* [What the exercise asks]
Search the records below for the word "Zakariás" and show every line where it occurs.
━━━━━━━━━━━━━━━━
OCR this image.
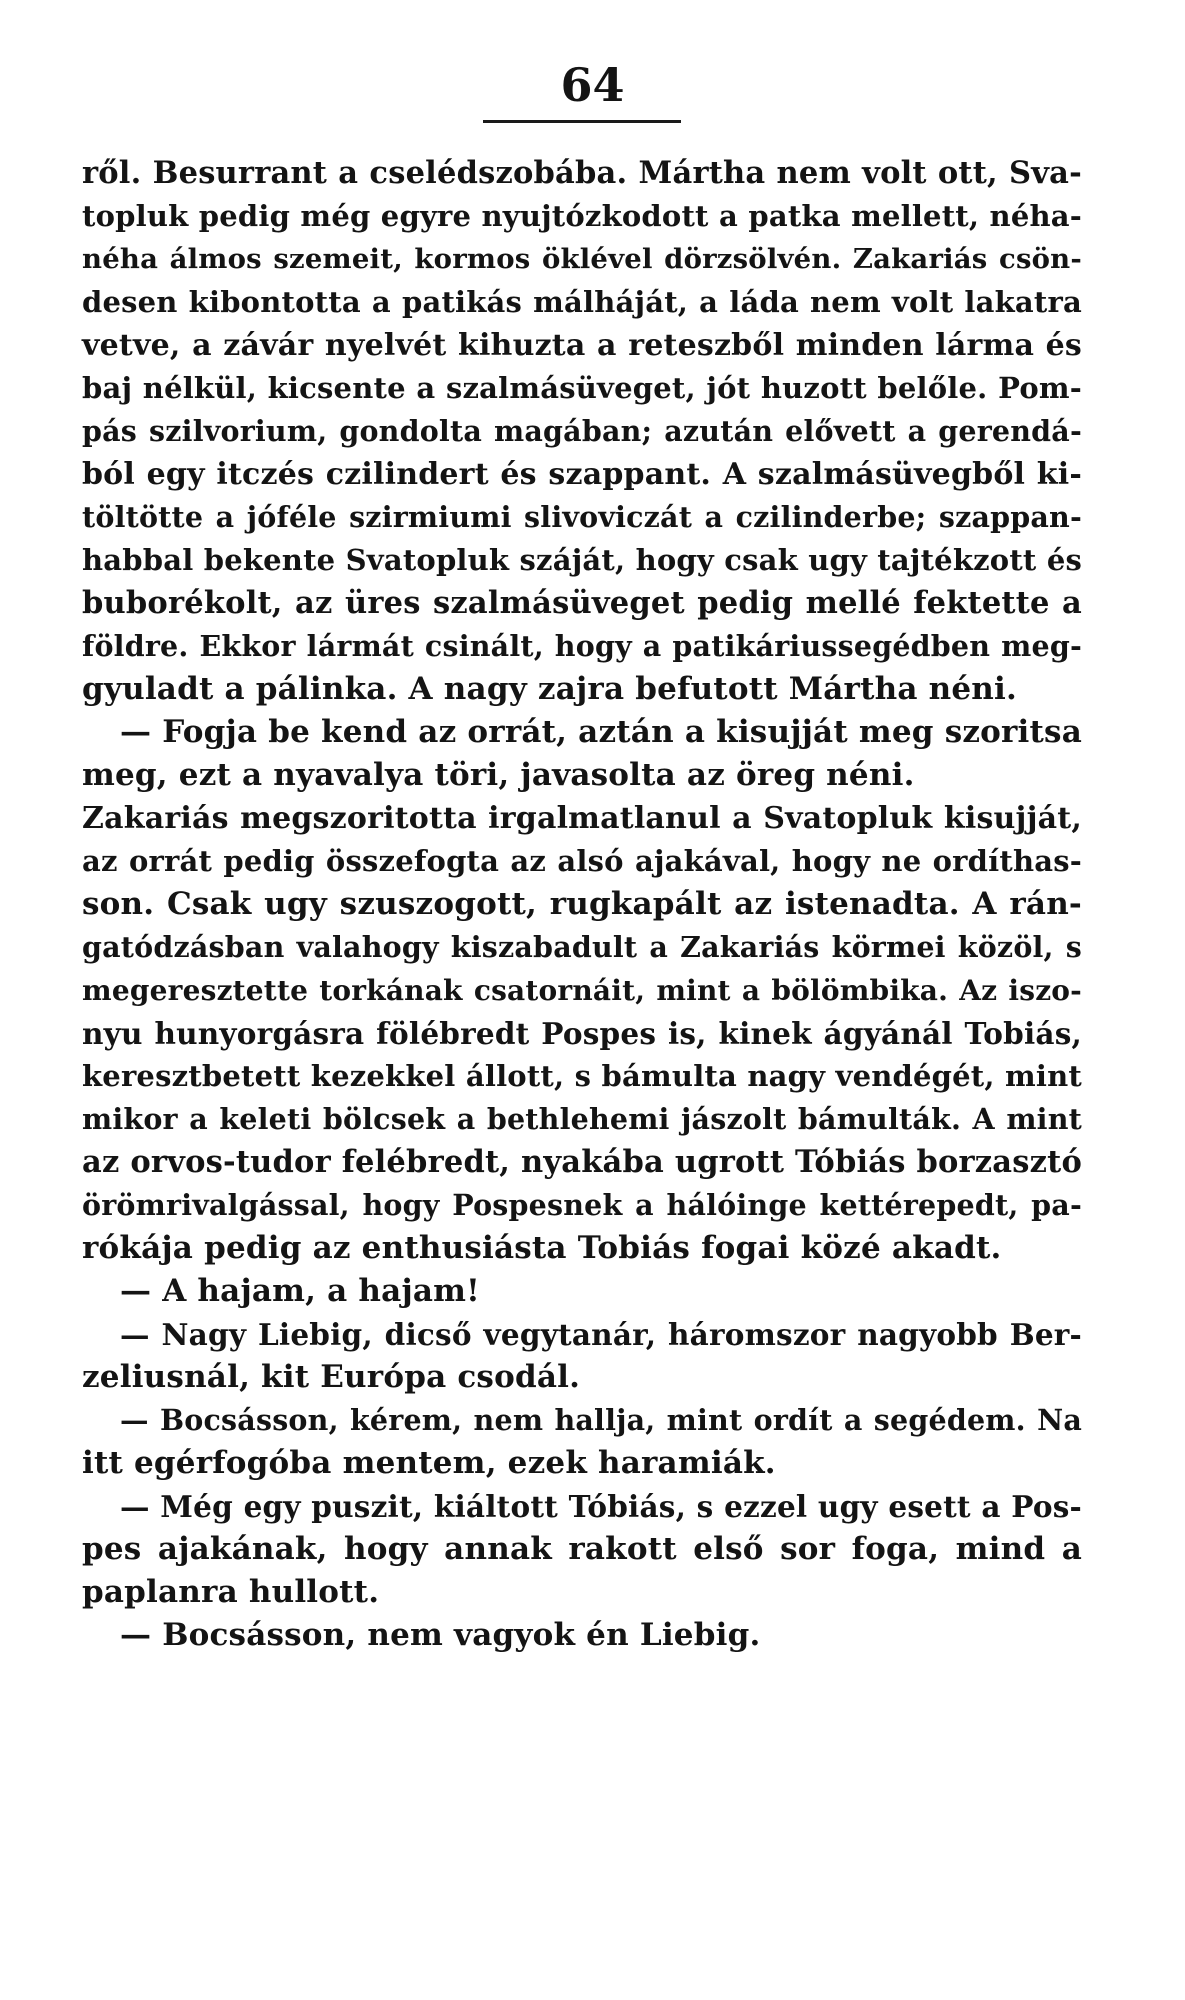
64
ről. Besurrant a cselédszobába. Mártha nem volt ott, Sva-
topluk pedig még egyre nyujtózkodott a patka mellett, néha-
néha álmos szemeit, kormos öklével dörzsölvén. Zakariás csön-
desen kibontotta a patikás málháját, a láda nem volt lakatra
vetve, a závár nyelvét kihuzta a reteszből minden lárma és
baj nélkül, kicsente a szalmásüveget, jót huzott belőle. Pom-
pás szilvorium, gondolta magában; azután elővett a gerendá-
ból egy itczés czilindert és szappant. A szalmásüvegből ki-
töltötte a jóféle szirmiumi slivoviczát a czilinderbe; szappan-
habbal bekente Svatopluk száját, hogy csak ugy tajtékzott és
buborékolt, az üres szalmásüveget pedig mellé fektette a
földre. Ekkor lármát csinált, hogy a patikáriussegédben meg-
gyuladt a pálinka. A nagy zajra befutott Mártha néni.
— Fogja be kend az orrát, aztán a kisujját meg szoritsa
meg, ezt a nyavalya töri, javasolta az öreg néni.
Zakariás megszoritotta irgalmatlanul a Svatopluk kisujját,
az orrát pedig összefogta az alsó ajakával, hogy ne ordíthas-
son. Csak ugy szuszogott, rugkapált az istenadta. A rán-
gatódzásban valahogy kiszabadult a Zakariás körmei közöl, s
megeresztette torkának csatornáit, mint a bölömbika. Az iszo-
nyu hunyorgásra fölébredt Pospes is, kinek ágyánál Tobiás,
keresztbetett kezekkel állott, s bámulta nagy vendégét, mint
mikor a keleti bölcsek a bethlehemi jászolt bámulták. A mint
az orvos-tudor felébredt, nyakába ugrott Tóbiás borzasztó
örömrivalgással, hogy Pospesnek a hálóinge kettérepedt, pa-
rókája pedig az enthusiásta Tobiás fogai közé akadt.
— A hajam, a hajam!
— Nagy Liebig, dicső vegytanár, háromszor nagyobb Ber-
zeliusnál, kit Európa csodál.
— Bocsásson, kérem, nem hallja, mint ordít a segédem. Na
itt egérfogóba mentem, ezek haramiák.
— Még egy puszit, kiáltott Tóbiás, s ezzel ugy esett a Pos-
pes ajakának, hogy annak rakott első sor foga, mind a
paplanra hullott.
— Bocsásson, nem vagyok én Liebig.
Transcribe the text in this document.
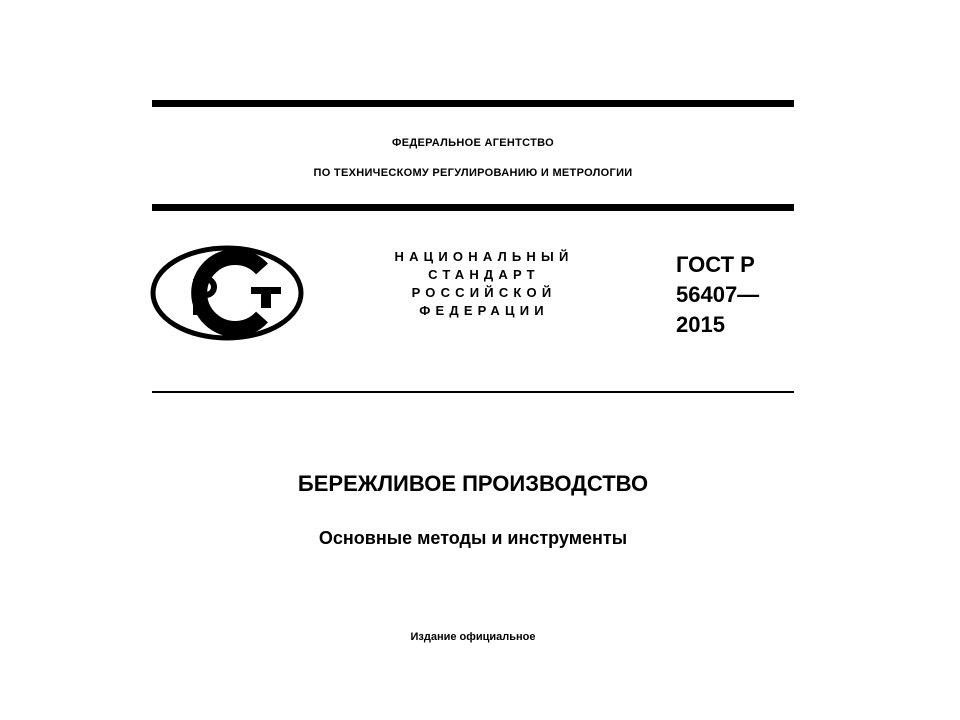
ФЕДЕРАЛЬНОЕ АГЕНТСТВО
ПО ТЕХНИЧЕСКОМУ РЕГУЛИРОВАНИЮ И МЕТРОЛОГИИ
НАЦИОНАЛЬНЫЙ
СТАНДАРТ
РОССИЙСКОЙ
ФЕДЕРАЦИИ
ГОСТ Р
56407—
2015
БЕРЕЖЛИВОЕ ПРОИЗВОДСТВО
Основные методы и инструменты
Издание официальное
━━━━━━━━━━━━━━━━
* [Output for this exercise]
néha álmos szemeit, kormos öklével dörzsölvén. Zakariás csön-
Zakariás megszoritotta irgalmatlanul a Svatopluk kisujját,
gatódzásban valahogy kiszabadult a Zakariás körmei közöl, s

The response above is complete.